■ Given data ■
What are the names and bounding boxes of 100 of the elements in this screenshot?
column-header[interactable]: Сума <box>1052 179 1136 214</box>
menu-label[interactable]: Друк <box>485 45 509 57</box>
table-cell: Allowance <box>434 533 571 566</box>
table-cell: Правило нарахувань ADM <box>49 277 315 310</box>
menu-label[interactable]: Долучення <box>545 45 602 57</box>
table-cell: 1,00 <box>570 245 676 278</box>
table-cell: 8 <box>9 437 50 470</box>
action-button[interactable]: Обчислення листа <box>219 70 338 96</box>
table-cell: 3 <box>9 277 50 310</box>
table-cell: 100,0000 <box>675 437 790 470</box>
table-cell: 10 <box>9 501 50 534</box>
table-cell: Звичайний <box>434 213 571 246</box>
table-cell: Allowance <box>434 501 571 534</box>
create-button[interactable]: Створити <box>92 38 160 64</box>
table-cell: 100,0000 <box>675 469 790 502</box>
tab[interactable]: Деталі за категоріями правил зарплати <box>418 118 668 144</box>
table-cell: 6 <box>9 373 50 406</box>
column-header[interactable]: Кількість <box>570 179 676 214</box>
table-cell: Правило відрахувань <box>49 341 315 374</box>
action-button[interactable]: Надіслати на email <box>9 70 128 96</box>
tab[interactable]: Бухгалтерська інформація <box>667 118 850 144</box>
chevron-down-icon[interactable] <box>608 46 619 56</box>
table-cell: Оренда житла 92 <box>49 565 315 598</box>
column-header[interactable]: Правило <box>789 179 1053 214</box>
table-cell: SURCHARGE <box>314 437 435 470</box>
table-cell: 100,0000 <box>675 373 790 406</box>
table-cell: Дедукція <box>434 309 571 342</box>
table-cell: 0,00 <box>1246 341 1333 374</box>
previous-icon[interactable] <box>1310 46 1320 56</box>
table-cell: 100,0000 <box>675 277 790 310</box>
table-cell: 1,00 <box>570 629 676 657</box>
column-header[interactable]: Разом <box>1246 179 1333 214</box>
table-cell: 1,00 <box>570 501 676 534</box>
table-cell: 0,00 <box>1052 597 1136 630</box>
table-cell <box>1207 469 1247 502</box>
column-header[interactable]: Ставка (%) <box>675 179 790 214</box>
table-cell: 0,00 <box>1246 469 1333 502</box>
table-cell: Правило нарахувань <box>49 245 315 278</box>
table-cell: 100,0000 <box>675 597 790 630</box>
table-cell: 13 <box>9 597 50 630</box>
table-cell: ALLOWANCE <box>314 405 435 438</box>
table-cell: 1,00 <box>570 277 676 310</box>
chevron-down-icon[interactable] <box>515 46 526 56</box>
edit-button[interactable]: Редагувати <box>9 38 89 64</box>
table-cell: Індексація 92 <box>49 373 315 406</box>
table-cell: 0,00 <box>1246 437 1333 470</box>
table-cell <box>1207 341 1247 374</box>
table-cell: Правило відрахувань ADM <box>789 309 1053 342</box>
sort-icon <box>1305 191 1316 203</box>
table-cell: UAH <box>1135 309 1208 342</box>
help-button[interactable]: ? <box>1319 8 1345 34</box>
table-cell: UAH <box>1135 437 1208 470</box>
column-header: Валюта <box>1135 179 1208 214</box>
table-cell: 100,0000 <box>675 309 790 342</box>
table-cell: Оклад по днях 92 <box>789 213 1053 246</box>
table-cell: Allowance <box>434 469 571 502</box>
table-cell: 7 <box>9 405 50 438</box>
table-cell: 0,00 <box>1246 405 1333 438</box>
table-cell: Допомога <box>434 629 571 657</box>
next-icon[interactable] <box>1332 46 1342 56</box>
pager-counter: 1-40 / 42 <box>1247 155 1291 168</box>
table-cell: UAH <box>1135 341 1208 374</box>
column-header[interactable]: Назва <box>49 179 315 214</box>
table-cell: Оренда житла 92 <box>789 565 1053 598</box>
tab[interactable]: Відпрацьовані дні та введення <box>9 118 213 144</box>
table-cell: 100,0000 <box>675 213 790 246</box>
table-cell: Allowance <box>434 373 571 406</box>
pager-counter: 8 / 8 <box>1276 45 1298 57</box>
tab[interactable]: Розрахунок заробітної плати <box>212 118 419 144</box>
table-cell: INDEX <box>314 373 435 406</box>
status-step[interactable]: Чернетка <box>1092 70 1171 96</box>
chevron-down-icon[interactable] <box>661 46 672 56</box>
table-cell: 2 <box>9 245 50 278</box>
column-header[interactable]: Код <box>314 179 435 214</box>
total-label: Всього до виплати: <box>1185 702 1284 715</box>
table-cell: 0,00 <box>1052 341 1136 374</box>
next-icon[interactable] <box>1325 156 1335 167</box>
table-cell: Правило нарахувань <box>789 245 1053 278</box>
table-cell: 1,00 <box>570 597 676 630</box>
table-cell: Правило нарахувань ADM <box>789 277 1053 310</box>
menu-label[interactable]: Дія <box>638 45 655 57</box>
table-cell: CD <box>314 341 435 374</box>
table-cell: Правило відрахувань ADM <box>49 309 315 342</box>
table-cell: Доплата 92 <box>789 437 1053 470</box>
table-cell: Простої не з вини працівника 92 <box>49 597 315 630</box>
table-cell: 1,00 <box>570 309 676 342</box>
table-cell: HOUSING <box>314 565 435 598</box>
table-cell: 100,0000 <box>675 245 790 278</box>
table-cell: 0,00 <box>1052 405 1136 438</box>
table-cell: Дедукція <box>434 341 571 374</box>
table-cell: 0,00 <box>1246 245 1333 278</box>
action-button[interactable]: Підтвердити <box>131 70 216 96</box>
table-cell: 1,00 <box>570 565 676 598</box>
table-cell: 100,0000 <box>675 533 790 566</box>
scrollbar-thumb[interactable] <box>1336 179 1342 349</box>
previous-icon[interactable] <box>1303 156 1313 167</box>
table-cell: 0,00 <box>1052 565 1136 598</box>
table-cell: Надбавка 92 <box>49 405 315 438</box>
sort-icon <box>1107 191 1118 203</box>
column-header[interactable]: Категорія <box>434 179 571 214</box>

■ Job ■
Return every row above as a JSON list of strings, one string per line, with blank lines left out.

■ Solved exercise ■
[
  "What are the names and bounding boxes of 100 of the elements in this screenshot?",
  "column-header[interactable]: Сума <box>1052 179 1136 214</box>",
  "menu-label[interactable]: Друк <box>485 45 509 57</box>",
  "table-cell: Allowance <box>434 533 571 566</box>",
  "table-cell: Правило нарахувань ADM <box>49 277 315 310</box>",
  "menu-label[interactable]: Долучення <box>545 45 602 57</box>",
  "table-cell: 1,00 <box>570 245 676 278</box>",
  "table-cell: 8 <box>9 437 50 470</box>",
  "action-button[interactable]: Обчислення листа <box>219 70 338 96</box>",
  "table-cell: 3 <box>9 277 50 310</box>",
  "table-cell: 100,0000 <box>675 437 790 470</box>",
  "table-cell: 10 <box>9 501 50 534</box>",
  "table-cell: Звичайний <box>434 213 571 246</box>",
  "table-cell: Allowance <box>434 501 571 534</box>",
  "create-button[interactable]: Створити <box>92 38 160 64</box>",
  "table-cell: 100,0000 <box>675 469 790 502</box>",
  "tab[interactable]: Деталі за категоріями правил зарплати <box>418 118 668 144</box>",
  "table-cell: 6 <box>9 373 50 406</box>",
  "column-header[interactable]: Кількість <box>570 179 676 214</box>",
  "table-cell: Правило відрахувань <box>49 341 315 374</box>",
  "action-button[interactable]: Надіслати на email <box>9 70 128 96</box>",
  "tab[interactable]: Бухгалтерська інформація <box>667 118 850 144</box>",
  "chevron-down-icon[interactable] <box>608 46 619 56</box>",
  "table-cell: Оренда житла 92 <box>49 565 315 598</box>",
  "column-header[interactable]: Правило <box>789 179 1053 214</box>",
  "table-cell: SURCHARGE <box>314 437 435 470</box>",
  "table-cell: 100,0000 <box>675 373 790 406</box>",
  "table-cell: Дедукція <box>434 309 571 342</box>",
  "table-cell: 0,00 <box>1246 341 1333 374</box>",
  "previous-icon[interactable] <box>1310 46 1320 56</box>",
  "table-cell: 100,0000 <box>675 277 790 310</box>",
  "table-cell: 1,00 <box>570 629 676 657</box>",
  "column-header[interactable]: Разом <box>1246 179 1333 214</box>",
  "table-cell: 1,00 <box>570 501 676 534</box>",
  "table-cell: 0,00 <box>1052 597 1136 630</box>",
  "table-cell <box>1207 469 1247 502</box>",
  "column-header[interactable]: Ставка (%) <box>675 179 790 214</box>",
  "table-cell: 0,00 <box>1246 469 1333 502</box>",
  "table-cell: Правило нарахувань <box>49 245 315 278</box>",
  "table-cell: 100,0000 <box>675 597 790 630</box>",
  "table-cell: 13 <box>9 597 50 630</box>",
  "table-cell: ALLOWANCE <box>314 405 435 438</box>",
  "table-cell: 1,00 <box>570 277 676 310</box>",
  "chevron-down-icon[interactable] <box>515 46 526 56</box>",
  "edit-button[interactable]: Редагувати <box>9 38 89 64</box>",
  "table-cell: Індексація 92 <box>49 373 315 406</box>",
  "table-cell: 0,00 <box>1246 437 1333 470</box>",
  "table-cell <box>1207 341 1247 374</box>",
  "table-cell: Правило відрахувань ADM <box>789 309 1053 342</box>",
  "sort-icon <box>1305 191 1316 203</box>",
  "table-cell: UAH <box>1135 309 1208 342</box>",
  "help-button[interactable]: ? <box>1319 8 1345 34</box>",
  "table-cell: UAH <box>1135 437 1208 470</box>",
  "column-header: Валюта <box>1135 179 1208 214</box>",
  "table-cell: 100,0000 <box>675 309 790 342</box>",
  "table-cell: Оклад по днях 92 <box>789 213 1053 246</box>",
  "table-cell: Allowance <box>434 469 571 502</box>",
  "table-cell: 7 <box>9 405 50 438</box>",
  "table-cell: 0,00 <box>1246 405 1333 438</box>",
  "table-cell: Допомога <box>434 629 571 657</box>",
  "next-icon[interactable] <box>1332 46 1342 56</box>",
  "pager-counter: 1-40 / 42 <box>1247 155 1291 168</box>",
  "table-cell: UAH <box>1135 341 1208 374</box>",
  "column-header[interactable]: Назва <box>49 179 315 214</box>",
  "table-cell: Оренда житла 92 <box>789 565 1053 598</box>",
  "tab[interactable]: Відпрацьовані дні та введення <box>9 118 213 144</box>",
  "table-cell: 100,0000 <box>675 213 790 246</box>",
  "table-cell: Allowance <box>434 373 571 406</box>",
  "pager-counter: 8 / 8 <box>1276 45 1298 57</box>",
  "tab[interactable]: Розрахунок заробітної плати <box>212 118 419 144</box>",
  "table-cell: INDEX <box>314 373 435 406</box>",
  "status-step[interactable]: Чернетка <box>1092 70 1171 96</box>",
  "chevron-down-icon[interactable] <box>661 46 672 56</box>",
  "table-cell: 2 <box>9 245 50 278</box>",
  "column-header[interactable]: Код <box>314 179 435 214</box>",
  "total-label: Всього до виплати: <box>1185 702 1284 715</box>",
  "table-cell: 0,00 <box>1052 341 1136 374</box>",
  "next-icon[interactable] <box>1325 156 1335 167</box>",
  "table-cell: Правило нарахувань <box>789 245 1053 278</box>",
  "table-cell: 1,00 <box>570 597 676 630</box>",
  "table-cell: Правило нарахувань ADM <box>789 277 1053 310</box>",
  "menu-label[interactable]: Дія <box>638 45 655 57</box>",
  "table-cell: CD <box>314 341 435 374</box>",
  "table-cell: Правило відрахувань ADM <box>49 309 315 342</box>",
  "table-cell: Доплата 92 <box>789 437 1053 470</box>",
  "table-cell: Простої не з вини працівника 92 <box>49 597 315 630</box>",
  "table-cell: 1,00 <box>570 309 676 342</box>",
  "table-cell: HOUSING <box>314 565 435 598</box>",
  "table-cell: 100,0000 <box>675 245 790 278</box>",
  "table-cell: 0,00 <box>1052 405 1136 438</box>",
  "table-cell: Дедукція <box>434 341 571 374</box>",
  "table-cell: 0,00 <box>1246 245 1333 278</box>",
  "action-button[interactable]: Підтвердити <box>131 70 216 96</box>",
  "table-cell: 1,00 <box>570 565 676 598</box>",
  "table-cell: 100,0000 <box>675 533 790 566</box>",
  "scrollbar-thumb[interactable] <box>1336 179 1342 349</box>",
  "previous-icon[interactable] <box>1303 156 1313 167</box>",
  "table-cell: 0,00 <box>1052 565 1136 598</box>",
  "table-cell: Надбавка 92 <box>49 405 315 438</box>",
  "sort-icon <box>1107 191 1118 203</box>",
  "column-header[interactable]: Категорія <box>434 179 571 214</box>"
]